Layout dataset entries
# # # # # # #

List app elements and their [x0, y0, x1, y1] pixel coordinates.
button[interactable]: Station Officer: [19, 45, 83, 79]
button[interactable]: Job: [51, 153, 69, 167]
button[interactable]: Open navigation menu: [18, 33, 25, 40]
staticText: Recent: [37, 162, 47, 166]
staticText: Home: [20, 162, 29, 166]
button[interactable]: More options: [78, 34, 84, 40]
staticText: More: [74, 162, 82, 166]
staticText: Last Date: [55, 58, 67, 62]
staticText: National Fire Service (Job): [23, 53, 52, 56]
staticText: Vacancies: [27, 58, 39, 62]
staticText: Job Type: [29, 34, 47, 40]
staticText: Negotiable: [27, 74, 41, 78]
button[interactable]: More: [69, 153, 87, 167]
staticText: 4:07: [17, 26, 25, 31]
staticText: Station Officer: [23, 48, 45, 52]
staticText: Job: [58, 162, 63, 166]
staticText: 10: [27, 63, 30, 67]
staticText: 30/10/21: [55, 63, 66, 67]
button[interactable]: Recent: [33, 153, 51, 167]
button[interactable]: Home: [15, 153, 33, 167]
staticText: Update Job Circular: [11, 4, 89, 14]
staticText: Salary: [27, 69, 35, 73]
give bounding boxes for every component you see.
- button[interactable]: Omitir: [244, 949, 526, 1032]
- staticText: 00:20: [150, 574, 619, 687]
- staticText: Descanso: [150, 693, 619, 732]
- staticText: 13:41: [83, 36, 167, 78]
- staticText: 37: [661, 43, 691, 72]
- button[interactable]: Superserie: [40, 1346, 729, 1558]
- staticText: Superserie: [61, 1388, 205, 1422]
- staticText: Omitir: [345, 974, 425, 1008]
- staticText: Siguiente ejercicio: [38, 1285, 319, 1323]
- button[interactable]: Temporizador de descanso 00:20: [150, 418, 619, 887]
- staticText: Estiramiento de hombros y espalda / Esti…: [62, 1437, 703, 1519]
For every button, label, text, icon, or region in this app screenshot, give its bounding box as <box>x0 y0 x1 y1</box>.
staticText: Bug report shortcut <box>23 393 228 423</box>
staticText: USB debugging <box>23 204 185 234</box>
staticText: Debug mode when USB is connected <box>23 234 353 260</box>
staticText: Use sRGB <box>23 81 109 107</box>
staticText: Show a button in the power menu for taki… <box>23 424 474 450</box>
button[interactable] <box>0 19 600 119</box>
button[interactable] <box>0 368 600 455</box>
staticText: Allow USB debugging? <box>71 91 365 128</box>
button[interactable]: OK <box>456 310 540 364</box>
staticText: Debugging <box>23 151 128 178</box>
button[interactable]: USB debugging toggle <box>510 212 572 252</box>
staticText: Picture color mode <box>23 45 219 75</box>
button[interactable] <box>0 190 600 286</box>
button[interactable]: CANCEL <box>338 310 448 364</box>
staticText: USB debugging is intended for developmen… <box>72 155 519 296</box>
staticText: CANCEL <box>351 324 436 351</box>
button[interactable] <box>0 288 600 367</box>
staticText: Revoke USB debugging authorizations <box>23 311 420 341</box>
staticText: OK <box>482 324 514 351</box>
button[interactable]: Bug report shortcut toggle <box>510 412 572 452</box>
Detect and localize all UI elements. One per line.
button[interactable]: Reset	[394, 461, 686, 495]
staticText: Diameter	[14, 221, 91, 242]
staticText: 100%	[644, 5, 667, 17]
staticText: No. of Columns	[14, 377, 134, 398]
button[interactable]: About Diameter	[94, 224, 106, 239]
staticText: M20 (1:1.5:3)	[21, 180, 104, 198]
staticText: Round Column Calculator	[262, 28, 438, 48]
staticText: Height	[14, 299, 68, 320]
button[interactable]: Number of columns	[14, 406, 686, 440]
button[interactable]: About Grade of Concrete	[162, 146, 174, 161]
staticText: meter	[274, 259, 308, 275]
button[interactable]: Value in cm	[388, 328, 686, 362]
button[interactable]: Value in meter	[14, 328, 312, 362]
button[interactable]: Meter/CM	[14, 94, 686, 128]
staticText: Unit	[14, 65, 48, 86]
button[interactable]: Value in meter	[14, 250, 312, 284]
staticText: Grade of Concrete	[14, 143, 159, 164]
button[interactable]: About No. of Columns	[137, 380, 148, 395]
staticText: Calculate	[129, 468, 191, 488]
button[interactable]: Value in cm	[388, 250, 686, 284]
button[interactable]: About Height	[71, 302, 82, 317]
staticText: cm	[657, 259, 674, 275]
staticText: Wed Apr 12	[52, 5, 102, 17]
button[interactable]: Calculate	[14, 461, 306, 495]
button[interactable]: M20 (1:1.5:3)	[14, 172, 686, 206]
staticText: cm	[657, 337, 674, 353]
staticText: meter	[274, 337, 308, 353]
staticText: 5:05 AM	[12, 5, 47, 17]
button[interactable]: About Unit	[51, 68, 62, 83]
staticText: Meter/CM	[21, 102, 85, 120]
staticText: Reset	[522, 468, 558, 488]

# # # # # # #

-- Aim of the exercise --
Convert every line of the entries into a JSON array of strings, one string per line, and omit blank lines.

-- Result below --
[
  "List app elements and their [x0, y0, x1, y1] pixel coordinates.",
  "button[interactable]: Station Officer: [19, 45, 83, 79]",
  "button[interactable]: Job: [51, 153, 69, 167]",
  "button[interactable]: Open navigation menu: [18, 33, 25, 40]",
  "staticText: Recent: [37, 162, 47, 166]",
  "staticText: Home: [20, 162, 29, 166]",
  "button[interactable]: More options: [78, 34, 84, 40]",
  "staticText: More: [74, 162, 82, 166]",
  "staticText: Last Date: [55, 58, 67, 62]",
  "staticText: National Fire Service (Job): [23, 53, 52, 56]",
  "staticText: Vacancies: [27, 58, 39, 62]",
  "staticText: Job Type: [29, 34, 47, 40]",
  "staticText: Negotiable: [27, 74, 41, 78]",
  "button[interactable]: More: [69, 153, 87, 167]",
  "staticText: 4:07: [17, 26, 25, 31]",
  "staticText: Station Officer: [23, 48, 45, 52]",
  "staticText: Job: [58, 162, 63, 166]",
  "staticText: 10: [27, 63, 30, 67]",
  "staticText: 30/10/21: [55, 63, 66, 67]",
  "button[interactable]: Recent: [33, 153, 51, 167]",
  "button[interactable]: Home: [15, 153, 33, 167]",
  "staticText: Update Job Circular: [11, 4, 89, 14]",
  "staticText: Salary: [27, 69, 35, 73]",
  "give bounding boxes for every component you see.",
  "- button[interactable]: Omitir: [244, 949, 526, 1032]",
  "- staticText: 00:20: [150, 574, 619, 687]",
  "- staticText: Descanso: [150, 693, 619, 732]",
  "- staticText: 13:41: [83, 36, 167, 78]",
  "- staticText: 37: [661, 43, 691, 72]",
  "- button[interactable]: Superserie: [40, 1346, 729, 1558]",
  "- staticText: Superserie: [61, 1388, 205, 1422]",
  "- staticText: Omitir: [345, 974, 425, 1008]",
  "- staticText: Siguiente ejercicio: [38, 1285, 319, 1323]",
  "- button[interactable]: Temporizador de descanso 00:20: [150, 418, 619, 887]",
  "- staticText: Estiramiento de hombros y espalda / Esti…: [62, 1437, 703, 1519]",
  "For every button, label, text, icon, or region in this app screenshot, give its bounding box as <box>x0 y0 x1 y1</box>.",
  "staticText: Bug report shortcut <box>23 393 228 423</box>",
  "staticText: USB debugging <box>23 204 185 234</box>",
  "staticText: Debug mode when USB is connected <box>23 234 353 260</box>",
  "staticText: Use sRGB <box>23 81 109 107</box>",
  "staticText: Show a button in the power menu for taki… <box>23 424 474 450</box>",
  "button[interactable] <box>0 19 600 119</box>",
  "button[interactable] <box>0 368 600 455</box>",
  "staticText: Allow USB debugging? <box>71 91 365 128</box>",
  "button[interactable]: OK <box>456 310 540 364</box>",
  "staticText: Debugging <box>23 151 128 178</box>",
  "button[interactable]: USB debugging toggle <box>510 212 572 252</box>",
  "staticText: Picture color mode <box>23 45 219 75</box>",
  "button[interactable] <box>0 190 600 286</box>",
  "button[interactable]: CANCEL <box>338 310 448 364</box>",
  "staticText: USB debugging is intended for developmen… <box>72 155 519 296</box>",
  "staticText: CANCEL <box>351 324 436 351</box>",
  "button[interactable] <box>0 288 600 367</box>",
  "staticText: Revoke USB debugging authorizations <box>23 311 420 341</box>",
  "staticText: OK <box>482 324 514 351</box>",
  "button[interactable]: Bug report shortcut toggle <box>510 412 572 452</box>",
  "Detect and localize all UI elements. One per line.",
  "button[interactable]: Reset\t[394, 461, 686, 495]",
  "staticText: Diameter\t[14, 221, 91, 242]",
  "staticText: 100%\t[644, 5, 667, 17]",
  "staticText: No. of Columns\t[14, 377, 134, 398]",
  "button[interactable]: About Diameter\t[94, 224, 106, 239]",
  "staticText: M20 (1:1.5:3)\t[21, 180, 104, 198]",
  "staticText: Round Column Calculator\t[262, 28, 438, 48]",
  "staticText: Height\t[14, 299, 68, 320]",
  "button[interactable]: Number of columns\t[14, 406, 686, 440]",
  "button[interactable]: About Grade of Concrete\t[162, 146, 174, 161]",
  "staticText: meter\t[274, 259, 308, 275]",
  "button[interactable]: Value in cm\t[388, 328, 686, 362]",
  "button[interactable]: Value in meter\t[14, 328, 312, 362]",
  "button[interactable]: Meter/CM\t[14, 94, 686, 128]",
  "staticText: Unit\t[14, 65, 48, 86]",
  "button[interactable]: Value in meter\t[14, 250, 312, 284]",
  "staticText: Grade of Concrete\t[14, 143, 159, 164]",
  "button[interactable]: About No. of Columns\t[137, 380, 148, 395]",
  "staticText: Calculate\t[129, 468, 191, 488]",
  "button[interactable]: Value in cm\t[388, 250, 686, 284]",
  "button[interactable]: About Height\t[71, 302, 82, 317]",
  "staticText: cm\t[657, 259, 674, 275]",
  "staticText: Wed Apr 12\t[52, 5, 102, 17]",
  "button[interactable]: Calculate\t[14, 461, 306, 495]",
  "button[interactable]: M20 (1:1.5:3)\t[14, 172, 686, 206]",
  "staticText: cm\t[657, 337, 674, 353]",
  "staticText: meter\t[274, 337, 308, 353]",
  "staticText: 5:05 AM\t[12, 5, 47, 17]",
  "button[interactable]: About Unit\t[51, 68, 62, 83]",
  "staticText: Meter/CM\t[21, 102, 85, 120]",
  "staticText: Reset\t[522, 468, 558, 488]"
]